*Goal*. Check every line below for the string "ketiga", and copy the lines that contain it.
┌──
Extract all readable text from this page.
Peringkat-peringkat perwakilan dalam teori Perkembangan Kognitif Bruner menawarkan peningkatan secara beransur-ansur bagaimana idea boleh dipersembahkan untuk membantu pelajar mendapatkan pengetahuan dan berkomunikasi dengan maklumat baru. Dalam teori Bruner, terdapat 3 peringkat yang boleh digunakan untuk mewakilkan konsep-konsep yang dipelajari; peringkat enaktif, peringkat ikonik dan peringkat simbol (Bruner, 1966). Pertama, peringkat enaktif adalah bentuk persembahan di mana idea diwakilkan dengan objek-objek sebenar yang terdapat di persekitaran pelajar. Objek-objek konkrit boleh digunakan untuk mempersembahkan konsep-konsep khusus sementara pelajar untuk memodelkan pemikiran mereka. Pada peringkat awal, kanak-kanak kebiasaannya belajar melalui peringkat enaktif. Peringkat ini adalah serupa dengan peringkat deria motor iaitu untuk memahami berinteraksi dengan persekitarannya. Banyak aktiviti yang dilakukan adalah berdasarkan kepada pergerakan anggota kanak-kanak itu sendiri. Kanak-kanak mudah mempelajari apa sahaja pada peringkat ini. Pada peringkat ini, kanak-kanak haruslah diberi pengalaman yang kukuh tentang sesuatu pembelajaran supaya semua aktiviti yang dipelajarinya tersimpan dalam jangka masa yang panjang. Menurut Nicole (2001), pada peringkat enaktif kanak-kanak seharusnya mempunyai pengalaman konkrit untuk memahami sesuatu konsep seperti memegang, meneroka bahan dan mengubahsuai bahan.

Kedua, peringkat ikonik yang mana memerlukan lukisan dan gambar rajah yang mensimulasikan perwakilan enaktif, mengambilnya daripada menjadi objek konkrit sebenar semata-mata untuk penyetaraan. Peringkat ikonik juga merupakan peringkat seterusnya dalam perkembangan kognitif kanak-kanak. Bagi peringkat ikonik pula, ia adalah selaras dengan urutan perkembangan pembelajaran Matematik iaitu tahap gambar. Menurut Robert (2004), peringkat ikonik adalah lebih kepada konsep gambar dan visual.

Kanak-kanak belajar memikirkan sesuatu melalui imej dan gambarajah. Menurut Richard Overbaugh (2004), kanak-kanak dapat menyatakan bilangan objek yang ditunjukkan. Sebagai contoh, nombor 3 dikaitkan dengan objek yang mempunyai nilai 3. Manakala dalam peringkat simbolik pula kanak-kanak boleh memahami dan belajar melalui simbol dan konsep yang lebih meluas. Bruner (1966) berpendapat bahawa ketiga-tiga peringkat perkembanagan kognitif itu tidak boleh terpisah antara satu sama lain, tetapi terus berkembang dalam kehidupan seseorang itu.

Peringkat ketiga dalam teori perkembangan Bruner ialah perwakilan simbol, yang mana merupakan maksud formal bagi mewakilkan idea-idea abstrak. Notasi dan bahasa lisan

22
└──
*Solution to this task*.
Kanak-kanak belajar memikirkan sesuatu melalui imej dan gambarajah. Menurut Richard Overbaugh (2004), kanak-kanak dapat menyatakan bilangan objek yang ditunjukkan. Sebagai contoh, nombor 3 dikaitkan dengan objek yang mempunyai nilai 3. Manakala dalam peringkat simbolik pula kanak-kanak boleh memahami dan belajar melalui simbol dan konsep yang lebih meluas. Bruner (1966) berpendapat bahawa ketiga-tiga peringkat perkembanagan kognitif itu tidak boleh terpisah antara satu sama lain, tetapi terus berkembang dalam kehidupan seseorang itu.
Peringkat ketiga dalam teori perkembangan Bruner ialah perwakilan simbol, yang mana merupakan maksud formal bagi mewakilkan idea-idea abstrak. Notasi dan bahasa lisan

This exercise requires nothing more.